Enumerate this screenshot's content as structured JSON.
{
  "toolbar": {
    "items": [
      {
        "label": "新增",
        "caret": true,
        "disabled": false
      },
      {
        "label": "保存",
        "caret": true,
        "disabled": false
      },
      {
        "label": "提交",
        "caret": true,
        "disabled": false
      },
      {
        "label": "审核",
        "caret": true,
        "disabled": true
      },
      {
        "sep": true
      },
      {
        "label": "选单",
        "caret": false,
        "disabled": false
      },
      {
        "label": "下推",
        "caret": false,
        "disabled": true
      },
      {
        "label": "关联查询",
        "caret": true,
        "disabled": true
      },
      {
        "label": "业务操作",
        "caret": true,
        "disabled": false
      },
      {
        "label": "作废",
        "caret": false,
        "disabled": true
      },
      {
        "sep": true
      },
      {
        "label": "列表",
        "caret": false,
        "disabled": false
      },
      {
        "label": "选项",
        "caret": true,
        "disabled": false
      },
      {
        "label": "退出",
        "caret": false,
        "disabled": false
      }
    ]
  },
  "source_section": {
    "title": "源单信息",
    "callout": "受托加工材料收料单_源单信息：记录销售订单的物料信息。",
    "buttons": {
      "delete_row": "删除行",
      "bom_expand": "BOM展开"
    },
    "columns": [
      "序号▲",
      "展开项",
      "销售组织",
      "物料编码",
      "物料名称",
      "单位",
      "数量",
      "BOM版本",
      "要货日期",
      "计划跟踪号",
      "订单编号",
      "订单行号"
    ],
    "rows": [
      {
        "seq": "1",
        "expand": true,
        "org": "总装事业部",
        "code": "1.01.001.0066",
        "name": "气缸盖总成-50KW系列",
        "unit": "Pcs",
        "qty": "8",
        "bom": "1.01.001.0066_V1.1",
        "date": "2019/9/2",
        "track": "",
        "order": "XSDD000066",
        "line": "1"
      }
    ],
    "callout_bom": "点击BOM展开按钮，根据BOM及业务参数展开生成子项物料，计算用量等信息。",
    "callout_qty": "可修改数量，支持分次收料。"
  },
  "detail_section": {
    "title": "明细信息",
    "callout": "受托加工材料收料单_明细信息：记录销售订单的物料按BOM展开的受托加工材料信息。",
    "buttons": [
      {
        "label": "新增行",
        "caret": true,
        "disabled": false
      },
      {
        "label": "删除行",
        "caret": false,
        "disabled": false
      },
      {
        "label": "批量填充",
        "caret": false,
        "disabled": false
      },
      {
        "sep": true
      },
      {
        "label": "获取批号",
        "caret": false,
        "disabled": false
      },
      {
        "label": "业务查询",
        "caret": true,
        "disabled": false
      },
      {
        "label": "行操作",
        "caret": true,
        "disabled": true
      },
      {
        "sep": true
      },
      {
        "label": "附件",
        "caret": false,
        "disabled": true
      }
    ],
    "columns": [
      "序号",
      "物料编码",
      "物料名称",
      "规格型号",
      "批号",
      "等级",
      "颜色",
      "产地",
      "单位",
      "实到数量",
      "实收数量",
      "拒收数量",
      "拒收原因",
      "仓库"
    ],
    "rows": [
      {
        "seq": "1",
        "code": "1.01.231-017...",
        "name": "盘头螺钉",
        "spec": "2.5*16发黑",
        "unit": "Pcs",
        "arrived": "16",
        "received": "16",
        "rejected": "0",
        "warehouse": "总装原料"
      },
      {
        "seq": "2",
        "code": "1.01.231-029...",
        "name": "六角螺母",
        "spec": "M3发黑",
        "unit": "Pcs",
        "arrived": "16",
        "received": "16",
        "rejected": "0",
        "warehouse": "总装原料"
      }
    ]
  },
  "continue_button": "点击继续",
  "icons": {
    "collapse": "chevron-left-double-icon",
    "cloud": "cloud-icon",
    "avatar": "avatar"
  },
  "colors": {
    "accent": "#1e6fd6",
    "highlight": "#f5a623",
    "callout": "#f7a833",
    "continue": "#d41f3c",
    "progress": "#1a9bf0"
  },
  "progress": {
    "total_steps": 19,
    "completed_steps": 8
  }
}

□ □ □

*INSTRUCTION*. Repeat the material word for word, in full.

*RESULT OF THIS TASK*.
Enumerate this screenshot's content as structured JSON.
{
  "toolbar": {
    "items": [
      {
        "label": "新增",
        "caret": true,
        "disabled": false
      },
      {
        "label": "保存",
        "caret": true,
        "disabled": false
      },
      {
        "label": "提交",
        "caret": true,
        "disabled": false
      },
      {
        "label": "审核",
        "caret": true,
        "disabled": true
      },
      {
        "sep": true
      },
      {
        "label": "选单",
        "caret": false,
        "disabled": false
      },
      {
        "label": "下推",
        "caret": false,
        "disabled": true
      },
      {
        "label": "关联查询",
        "caret": true,
        "disabled": true
      },
      {
        "label": "业务操作",
        "caret": true,
        "disabled": false
      },
      {
        "label": "作废",
        "caret": false,
        "disabled": true
      },
      {
        "sep": true
      },
      {
        "label": "列表",
        "caret": false,
        "disabled": false
      },
      {
        "label": "选项",
        "caret": true,
        "disabled": false
      },
      {
        "label": "退出",
        "caret": false,
        "disabled": false
      }
    ]
  },
  "source_section": {
    "title": "源单信息",
    "callout": "受托加工材料收料单_源单信息：记录销售订单的物料信息。",
    "buttons": {
      "delete_row": "删除行",
      "bom_expand": "BOM展开"
    },
    "columns": [
      "序号▲",
      "展开项",
      "销售组织",
      "物料编码",
      "物料名称",
      "单位",
      "数量",
      "BOM版本",
      "要货日期",
      "计划跟踪号",
      "订单编号",
      "订单行号"
    ],
    "rows": [
      {
        "seq": "1",
        "expand": true,
        "org": "总装事业部",
        "code": "1.01.001.0066",
        "name": "气缸盖总成-50KW系列",
        "unit": "Pcs",
        "qty": "8",
        "bom": "1.01.001.0066_V1.1",
        "date": "2019/9/2",
        "track": "",
        "order": "XSDD000066",
        "line": "1"
      }
    ],
    "callout_bom": "点击BOM展开按钮，根据BOM及业务参数展开生成子项物料，计算用量等信息。",
    "callout_qty": "可修改数量，支持分次收料。"
  },
  "detail_section": {
    "title": "明细信息",
    "callout": "受托加工材料收料单_明细信息：记录销售订单的物料按BOM展开的受托加工材料信息。",
    "buttons": [
      {
        "label": "新增行",
        "caret": true,
        "disabled": false
      },
      {
        "label": "删除行",
        "caret": false,
        "disabled": false
      },
      {
        "label": "批量填充",
        "caret": false,
        "disabled": false
      },
      {
        "sep": true
      },
      {
        "label": "获取批号",
        "caret": false,
        "disabled": false
      },
      {
        "label": "业务查询",
        "caret": true,
        "disabled": false
      },
      {
        "label": "行操作",
        "caret": true,
        "disabled": true
      },
      {
        "sep": true
      },
      {
        "label": "附件",
        "caret": false,
        "disabled": true
      }
    ],
    "columns": [
      "序号",
      "物料编码",
      "物料名称",
      "规格型号",
      "批号",
      "等级",
      "颜色",
      "产地",
      "单位",
      "实到数量",
      "实收数量",
      "拒收数量",
      "拒收原因",
      "仓库"
    ],
    "rows": [
      {
        "seq": "1",
        "code": "1.01.231-017...",
        "name": "盘头螺钉",
        "spec": "2.5*16发黑",
        "unit": "Pcs",
        "arrived": "16",
        "received": "16",
        "rejected": "0",
        "warehouse": "总装原料"
      },
      {
        "seq": "2",
        "code": "1.01.231-029...",
        "name": "六角螺母",
        "spec": "M3发黑",
        "unit": "Pcs",
        "arrived": "16",
        "received": "16",
        "rejected": "0",
        "warehouse": "总装原料"
      }
    ]
  },
  "continue_button": "点击继续",
  "icons": {
    "collapse": "chevron-left-double-icon",
    "cloud": "cloud-icon",
    "avatar": "avatar"
  },
  "colors": {
    "accent": "#1e6fd6",
    "highlight": "#f5a623",
    "callout": "#f7a833",
    "continue": "#d41f3c",
    "progress": "#1a9bf0"
  },
  "progress": {
    "total_steps": 19,
    "completed_steps": 8
  }
}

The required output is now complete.